▶ _Direction_: Every record should be copied exactly, except that pictures are to be omitted.
** Begin Entries shown **
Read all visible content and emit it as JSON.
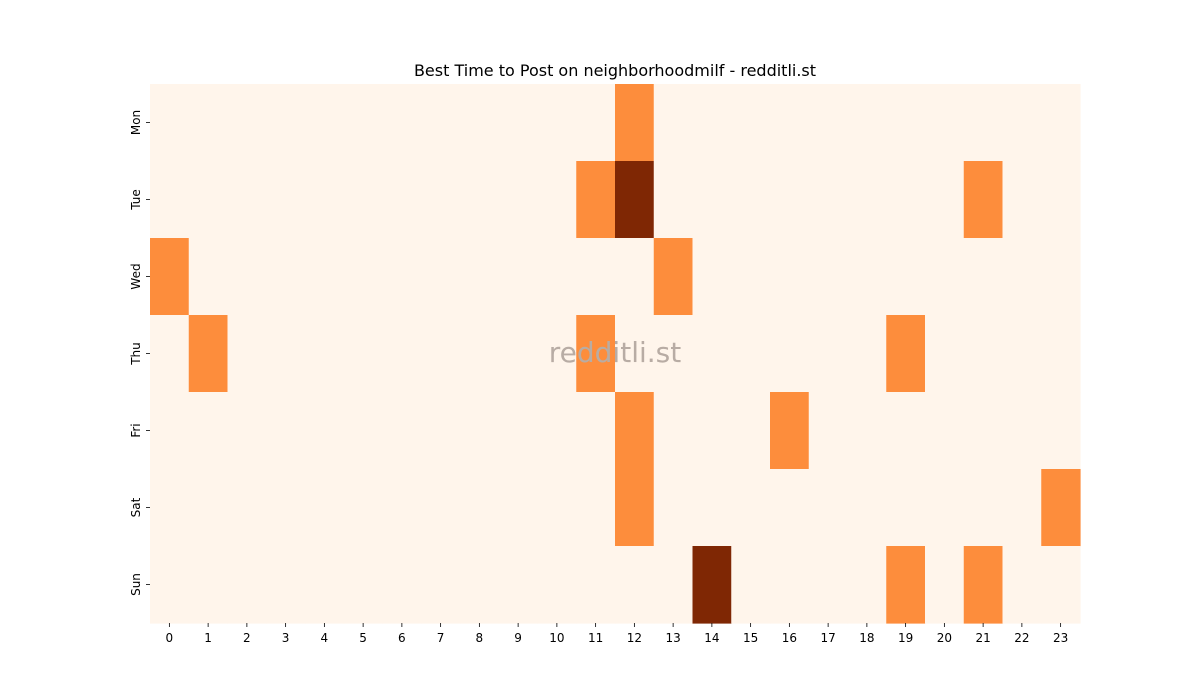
{
  "chart_data": {
    "type": "heatmap",
    "title": "Best Time to Post on neighborhoodmilf - redditli.st",
    "watermark": "redditli.st",
    "xlabel": "",
    "ylabel": "",
    "x": [
      "0",
      "1",
      "2",
      "3",
      "4",
      "5",
      "6",
      "7",
      "8",
      "9",
      "10",
      "11",
      "12",
      "13",
      "14",
      "15",
      "16",
      "17",
      "18",
      "19",
      "20",
      "21",
      "22",
      "23"
    ],
    "y": [
      "Mon",
      "Tue",
      "Wed",
      "Thu",
      "Fri",
      "Sat",
      "Sun"
    ],
    "values": [
      [
        0,
        0,
        0,
        0,
        0,
        0,
        0,
        0,
        0,
        0,
        0,
        0,
        1,
        0,
        0,
        0,
        0,
        0,
        0,
        0,
        0,
        0,
        0,
        0
      ],
      [
        0,
        0,
        0,
        0,
        0,
        0,
        0,
        0,
        0,
        0,
        0,
        1,
        2,
        0,
        0,
        0,
        0,
        0,
        0,
        0,
        0,
        1,
        0,
        0
      ],
      [
        1,
        0,
        0,
        0,
        0,
        0,
        0,
        0,
        0,
        0,
        0,
        0,
        0,
        1,
        0,
        0,
        0,
        0,
        0,
        0,
        0,
        0,
        0,
        0
      ],
      [
        0,
        1,
        0,
        0,
        0,
        0,
        0,
        0,
        0,
        0,
        0,
        1,
        0,
        0,
        0,
        0,
        0,
        0,
        0,
        1,
        0,
        0,
        0,
        0
      ],
      [
        0,
        0,
        0,
        0,
        0,
        0,
        0,
        0,
        0,
        0,
        0,
        0,
        1,
        0,
        0,
        0,
        1,
        0,
        0,
        0,
        0,
        0,
        0,
        0
      ],
      [
        0,
        0,
        0,
        0,
        0,
        0,
        0,
        0,
        0,
        0,
        0,
        0,
        1,
        0,
        0,
        0,
        0,
        0,
        0,
        0,
        0,
        0,
        0,
        1
      ],
      [
        0,
        0,
        0,
        0,
        0,
        0,
        0,
        0,
        0,
        0,
        0,
        0,
        0,
        0,
        2,
        0,
        0,
        0,
        0,
        1,
        0,
        1,
        0,
        0
      ]
    ],
    "colors": {
      "0": "#fff5eb",
      "1": "#fd8d3c",
      "2": "#7f2704"
    },
    "grid": false,
    "legend": "none"
  }
}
** End Entries shown **
▶ _Exercise solution_:
Read all visible content and emit it as JSON.
{
  "chart_data": {
    "type": "heatmap",
    "title": "Best Time to Post on neighborhoodmilf - redditli.st",
    "watermark": "redditli.st",
    "xlabel": "",
    "ylabel": "",
    "x": [
      "0",
      "1",
      "2",
      "3",
      "4",
      "5",
      "6",
      "7",
      "8",
      "9",
      "10",
      "11",
      "12",
      "13",
      "14",
      "15",
      "16",
      "17",
      "18",
      "19",
      "20",
      "21",
      "22",
      "23"
    ],
    "y": [
      "Mon",
      "Tue",
      "Wed",
      "Thu",
      "Fri",
      "Sat",
      "Sun"
    ],
    "values": [
      [
        0,
        0,
        0,
        0,
        0,
        0,
        0,
        0,
        0,
        0,
        0,
        0,
        1,
        0,
        0,
        0,
        0,
        0,
        0,
        0,
        0,
        0,
        0,
        0
      ],
      [
        0,
        0,
        0,
        0,
        0,
        0,
        0,
        0,
        0,
        0,
        0,
        1,
        2,
        0,
        0,
        0,
        0,
        0,
        0,
        0,
        0,
        1,
        0,
        0
      ],
      [
        1,
        0,
        0,
        0,
        0,
        0,
        0,
        0,
        0,
        0,
        0,
        0,
        0,
        1,
        0,
        0,
        0,
        0,
        0,
        0,
        0,
        0,
        0,
        0
      ],
      [
        0,
        1,
        0,
        0,
        0,
        0,
        0,
        0,
        0,
        0,
        0,
        1,
        0,
        0,
        0,
        0,
        0,
        0,
        0,
        1,
        0,
        0,
        0,
        0
      ],
      [
        0,
        0,
        0,
        0,
        0,
        0,
        0,
        0,
        0,
        0,
        0,
        0,
        1,
        0,
        0,
        0,
        1,
        0,
        0,
        0,
        0,
        0,
        0,
        0
      ],
      [
        0,
        0,
        0,
        0,
        0,
        0,
        0,
        0,
        0,
        0,
        0,
        0,
        1,
        0,
        0,
        0,
        0,
        0,
        0,
        0,
        0,
        0,
        0,
        1
      ],
      [
        0,
        0,
        0,
        0,
        0,
        0,
        0,
        0,
        0,
        0,
        0,
        0,
        0,
        0,
        2,
        0,
        0,
        0,
        0,
        1,
        0,
        1,
        0,
        0
      ]
    ],
    "colors": {
      "0": "#fff5eb",
      "1": "#fd8d3c",
      "2": "#7f2704"
    },
    "grid": false,
    "legend": "none"
  }
}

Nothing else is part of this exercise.